● Exercise:
Copy out each line that includes the word "with".

● Exercise material:
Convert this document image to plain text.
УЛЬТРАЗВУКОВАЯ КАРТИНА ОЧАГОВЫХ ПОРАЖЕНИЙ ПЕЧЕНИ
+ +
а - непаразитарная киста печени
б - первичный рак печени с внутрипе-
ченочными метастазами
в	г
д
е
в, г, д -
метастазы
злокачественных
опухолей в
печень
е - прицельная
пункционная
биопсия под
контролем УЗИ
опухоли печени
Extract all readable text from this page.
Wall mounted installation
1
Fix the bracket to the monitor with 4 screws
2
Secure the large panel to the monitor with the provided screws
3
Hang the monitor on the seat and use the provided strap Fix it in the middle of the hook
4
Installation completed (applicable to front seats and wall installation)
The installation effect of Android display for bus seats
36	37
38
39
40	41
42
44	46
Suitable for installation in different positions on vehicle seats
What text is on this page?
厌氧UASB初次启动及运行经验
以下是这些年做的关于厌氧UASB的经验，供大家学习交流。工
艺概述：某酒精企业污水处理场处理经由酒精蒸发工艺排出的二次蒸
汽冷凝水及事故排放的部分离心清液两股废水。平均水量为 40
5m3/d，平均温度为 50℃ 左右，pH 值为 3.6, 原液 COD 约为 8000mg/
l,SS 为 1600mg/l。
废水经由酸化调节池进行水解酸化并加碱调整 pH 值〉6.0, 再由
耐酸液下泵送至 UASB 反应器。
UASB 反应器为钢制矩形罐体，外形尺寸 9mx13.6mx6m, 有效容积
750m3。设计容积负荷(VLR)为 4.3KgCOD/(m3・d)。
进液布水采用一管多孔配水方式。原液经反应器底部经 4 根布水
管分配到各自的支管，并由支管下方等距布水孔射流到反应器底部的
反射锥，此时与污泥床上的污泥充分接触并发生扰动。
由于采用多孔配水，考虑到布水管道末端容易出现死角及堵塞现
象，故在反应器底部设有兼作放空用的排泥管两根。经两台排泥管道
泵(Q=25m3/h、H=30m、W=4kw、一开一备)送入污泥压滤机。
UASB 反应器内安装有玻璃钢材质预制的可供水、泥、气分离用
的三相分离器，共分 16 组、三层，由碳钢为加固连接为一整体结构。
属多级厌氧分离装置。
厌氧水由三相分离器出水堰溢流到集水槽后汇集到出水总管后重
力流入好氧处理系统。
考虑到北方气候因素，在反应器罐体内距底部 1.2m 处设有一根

● Output:
Fix the bracket to the monitor with 4 screws
Secure the large panel to the monitor with the provided screws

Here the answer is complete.